■ **AIM OF THE TASK**
Work out how many lines in the entries contain the string "cruces", and give nothing but that number.

---*---

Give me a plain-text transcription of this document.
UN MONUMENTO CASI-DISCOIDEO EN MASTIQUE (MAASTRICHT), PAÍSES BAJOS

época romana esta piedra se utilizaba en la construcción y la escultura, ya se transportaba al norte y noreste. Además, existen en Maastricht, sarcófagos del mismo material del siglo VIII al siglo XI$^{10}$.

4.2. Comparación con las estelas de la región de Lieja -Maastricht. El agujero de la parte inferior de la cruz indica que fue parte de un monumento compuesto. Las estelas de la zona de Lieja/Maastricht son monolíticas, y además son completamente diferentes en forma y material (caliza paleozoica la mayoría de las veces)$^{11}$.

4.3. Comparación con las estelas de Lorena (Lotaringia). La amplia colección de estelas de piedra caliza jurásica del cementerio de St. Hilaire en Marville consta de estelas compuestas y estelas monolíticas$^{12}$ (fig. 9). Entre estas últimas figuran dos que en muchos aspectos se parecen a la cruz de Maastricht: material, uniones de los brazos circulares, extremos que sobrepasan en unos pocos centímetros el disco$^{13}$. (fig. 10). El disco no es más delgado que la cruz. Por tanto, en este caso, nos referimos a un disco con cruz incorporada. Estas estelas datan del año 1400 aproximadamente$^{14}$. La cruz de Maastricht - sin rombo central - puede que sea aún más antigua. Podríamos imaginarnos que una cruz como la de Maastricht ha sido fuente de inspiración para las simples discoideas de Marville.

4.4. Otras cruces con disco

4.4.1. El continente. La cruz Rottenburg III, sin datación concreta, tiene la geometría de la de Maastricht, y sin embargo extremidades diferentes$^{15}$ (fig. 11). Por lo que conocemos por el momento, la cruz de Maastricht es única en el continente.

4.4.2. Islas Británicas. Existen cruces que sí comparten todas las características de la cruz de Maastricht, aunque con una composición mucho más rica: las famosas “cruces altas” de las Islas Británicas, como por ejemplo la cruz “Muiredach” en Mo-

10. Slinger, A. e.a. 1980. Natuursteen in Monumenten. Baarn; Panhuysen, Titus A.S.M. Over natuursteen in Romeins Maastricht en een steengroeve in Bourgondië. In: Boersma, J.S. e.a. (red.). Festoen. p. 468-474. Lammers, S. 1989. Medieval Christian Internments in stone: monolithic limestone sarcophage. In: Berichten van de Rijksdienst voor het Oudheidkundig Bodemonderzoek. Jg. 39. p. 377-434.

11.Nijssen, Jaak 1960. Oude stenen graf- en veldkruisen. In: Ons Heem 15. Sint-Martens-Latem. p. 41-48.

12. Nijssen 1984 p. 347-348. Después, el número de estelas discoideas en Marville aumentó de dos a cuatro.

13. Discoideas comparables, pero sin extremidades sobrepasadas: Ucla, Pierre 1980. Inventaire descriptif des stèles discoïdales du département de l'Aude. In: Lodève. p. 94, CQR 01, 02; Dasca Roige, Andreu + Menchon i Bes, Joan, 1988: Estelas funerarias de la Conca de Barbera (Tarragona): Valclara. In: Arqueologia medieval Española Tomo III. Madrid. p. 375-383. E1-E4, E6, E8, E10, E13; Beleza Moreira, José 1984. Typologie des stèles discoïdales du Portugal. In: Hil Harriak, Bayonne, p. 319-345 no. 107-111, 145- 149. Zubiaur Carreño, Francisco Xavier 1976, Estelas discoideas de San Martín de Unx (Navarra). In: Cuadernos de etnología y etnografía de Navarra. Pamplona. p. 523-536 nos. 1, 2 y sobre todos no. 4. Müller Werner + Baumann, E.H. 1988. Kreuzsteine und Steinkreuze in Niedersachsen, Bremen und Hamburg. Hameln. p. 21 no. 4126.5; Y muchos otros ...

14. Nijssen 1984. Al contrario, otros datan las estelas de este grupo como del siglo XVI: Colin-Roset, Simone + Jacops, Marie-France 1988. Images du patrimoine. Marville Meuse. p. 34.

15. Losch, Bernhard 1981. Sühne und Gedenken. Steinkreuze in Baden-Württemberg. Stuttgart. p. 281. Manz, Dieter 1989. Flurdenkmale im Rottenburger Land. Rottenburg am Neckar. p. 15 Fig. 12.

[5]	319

---*---

■ **THE RESPONSE**
2